## [Problem to solve]
Word for word, give the material below again, minus any images.

## [Records supplied]
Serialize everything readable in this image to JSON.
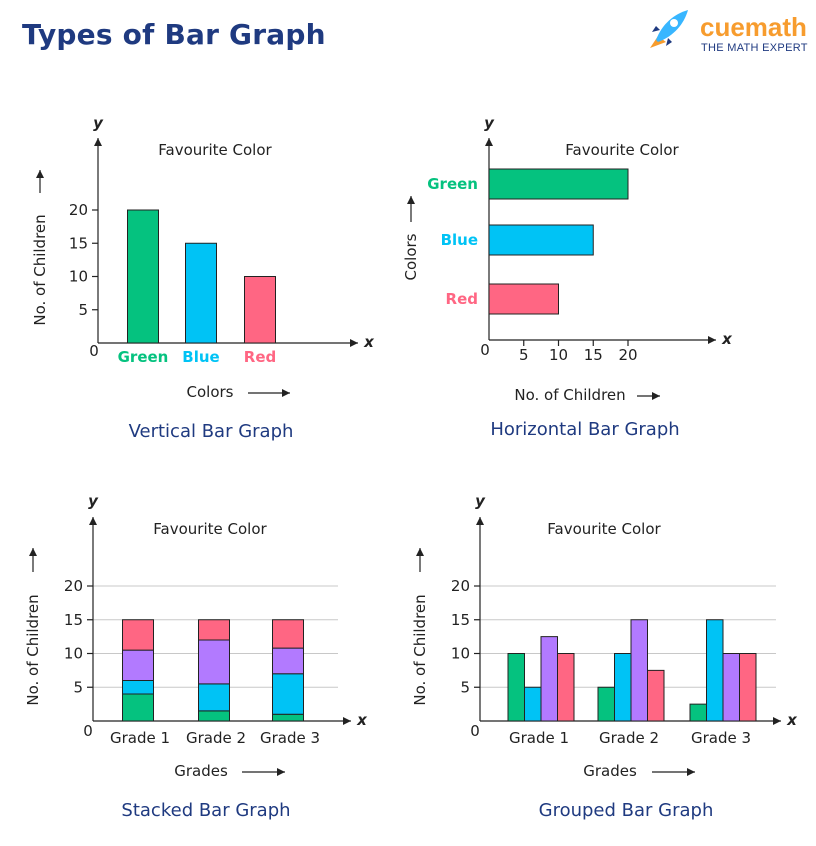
{
  "page": {
    "title": "Types of Bar Graph"
  },
  "brand": {
    "name": "cuemath",
    "tagline": "THE MATH EXPERT",
    "icon": "rocket-icon",
    "accent": "#f79c2e"
  },
  "colors": {
    "Green": "#05c27f",
    "Blue": "#00c3f5",
    "Red": "#ff6683",
    "Purple": "#b27aff",
    "Navy": "#1f3a80"
  },
  "chart_data": [
    {
      "type": "bar",
      "orientation": "vertical",
      "title": "Favourite Color",
      "caption": "Vertical Bar Graph",
      "xlabel": "Colors",
      "ylabel": "No. of Children",
      "x_var": "x",
      "y_var": "y",
      "origin_label": "0",
      "categories": [
        "Green",
        "Blue",
        "Red"
      ],
      "values": [
        20,
        15,
        10
      ],
      "yticks": [
        "5",
        "10",
        "15",
        "20"
      ],
      "ylim": [
        0,
        20
      ],
      "grid": false
    },
    {
      "type": "bar",
      "orientation": "horizontal",
      "title": "Favourite Color",
      "caption": "Horizontal Bar Graph",
      "xlabel": "No. of Children",
      "ylabel": "Colors",
      "x_var": "x",
      "y_var": "y",
      "origin_label": "0",
      "categories": [
        "Green",
        "Blue",
        "Red"
      ],
      "values": [
        20,
        15,
        10
      ],
      "xticks": [
        "5",
        "10",
        "15",
        "20"
      ],
      "xlim": [
        0,
        20
      ],
      "grid": false
    },
    {
      "type": "bar",
      "stacked": true,
      "title": "Favourite Color",
      "caption": "Stacked Bar Graph",
      "xlabel": "Grades",
      "ylabel": "No. of Children",
      "x_var": "x",
      "y_var": "y",
      "origin_label": "0",
      "categories": [
        "Grade 1",
        "Grade 2",
        "Grade 3"
      ],
      "series": [
        {
          "color": "Green",
          "values": [
            4,
            1.5,
            1
          ]
        },
        {
          "color": "Blue",
          "values": [
            2,
            4,
            6
          ]
        },
        {
          "color": "Purple",
          "values": [
            4.5,
            6.5,
            3.8
          ]
        },
        {
          "color": "Red",
          "values": [
            4.5,
            3,
            4.2
          ]
        }
      ],
      "yticks": [
        "5",
        "10",
        "15",
        "20"
      ],
      "ylim": [
        0,
        20
      ],
      "grid": true
    },
    {
      "type": "bar",
      "grouped": true,
      "title": "Favourite Color",
      "caption": "Grouped Bar Graph",
      "xlabel": "Grades",
      "ylabel": "No. of Children",
      "x_var": "x",
      "y_var": "y",
      "origin_label": "0",
      "categories": [
        "Grade 1",
        "Grade 2",
        "Grade 3"
      ],
      "series": [
        {
          "color": "Green",
          "values": [
            10,
            5,
            2.5
          ]
        },
        {
          "color": "Blue",
          "values": [
            5,
            10,
            15
          ]
        },
        {
          "color": "Purple",
          "values": [
            12.5,
            15,
            10
          ]
        },
        {
          "color": "Red",
          "values": [
            10,
            7.5,
            10
          ]
        }
      ],
      "yticks": [
        "5",
        "10",
        "15",
        "20"
      ],
      "ylim": [
        0,
        20
      ],
      "grid": true
    }
  ]
}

## [The result]
Serialize everything readable in this image to JSON.
{
  "page": {
    "title": "Types of Bar Graph"
  },
  "brand": {
    "name": "cuemath",
    "tagline": "THE MATH EXPERT",
    "icon": "rocket-icon",
    "accent": "#f79c2e"
  },
  "colors": {
    "Green": "#05c27f",
    "Blue": "#00c3f5",
    "Red": "#ff6683",
    "Purple": "#b27aff",
    "Navy": "#1f3a80"
  },
  "chart_data": [
    {
      "type": "bar",
      "orientation": "vertical",
      "title": "Favourite Color",
      "caption": "Vertical Bar Graph",
      "xlabel": "Colors",
      "ylabel": "No. of Children",
      "x_var": "x",
      "y_var": "y",
      "origin_label": "0",
      "categories": [
        "Green",
        "Blue",
        "Red"
      ],
      "values": [
        20,
        15,
        10
      ],
      "yticks": [
        "5",
        "10",
        "15",
        "20"
      ],
      "ylim": [
        0,
        20
      ],
      "grid": false
    },
    {
      "type": "bar",
      "orientation": "horizontal",
      "title": "Favourite Color",
      "caption": "Horizontal Bar Graph",
      "xlabel": "No. of Children",
      "ylabel": "Colors",
      "x_var": "x",
      "y_var": "y",
      "origin_label": "0",
      "categories": [
        "Green",
        "Blue",
        "Red"
      ],
      "values": [
        20,
        15,
        10
      ],
      "xticks": [
        "5",
        "10",
        "15",
        "20"
      ],
      "xlim": [
        0,
        20
      ],
      "grid": false
    },
    {
      "type": "bar",
      "stacked": true,
      "title": "Favourite Color",
      "caption": "Stacked Bar Graph",
      "xlabel": "Grades",
      "ylabel": "No. of Children",
      "x_var": "x",
      "y_var": "y",
      "origin_label": "0",
      "categories": [
        "Grade 1",
        "Grade 2",
        "Grade 3"
      ],
      "series": [
        {
          "color": "Green",
          "values": [
            4,
            1.5,
            1
          ]
        },
        {
          "color": "Blue",
          "values": [
            2,
            4,
            6
          ]
        },
        {
          "color": "Purple",
          "values": [
            4.5,
            6.5,
            3.8
          ]
        },
        {
          "color": "Red",
          "values": [
            4.5,
            3,
            4.2
          ]
        }
      ],
      "yticks": [
        "5",
        "10",
        "15",
        "20"
      ],
      "ylim": [
        0,
        20
      ],
      "grid": true
    },
    {
      "type": "bar",
      "grouped": true,
      "title": "Favourite Color",
      "caption": "Grouped Bar Graph",
      "xlabel": "Grades",
      "ylabel": "No. of Children",
      "x_var": "x",
      "y_var": "y",
      "origin_label": "0",
      "categories": [
        "Grade 1",
        "Grade 2",
        "Grade 3"
      ],
      "series": [
        {
          "color": "Green",
          "values": [
            10,
            5,
            2.5
          ]
        },
        {
          "color": "Blue",
          "values": [
            5,
            10,
            15
          ]
        },
        {
          "color": "Purple",
          "values": [
            12.5,
            15,
            10
          ]
        },
        {
          "color": "Red",
          "values": [
            10,
            7.5,
            10
          ]
        }
      ],
      "yticks": [
        "5",
        "10",
        "15",
        "20"
      ],
      "ylim": [
        0,
        20
      ],
      "grid": true
    }
  ]
}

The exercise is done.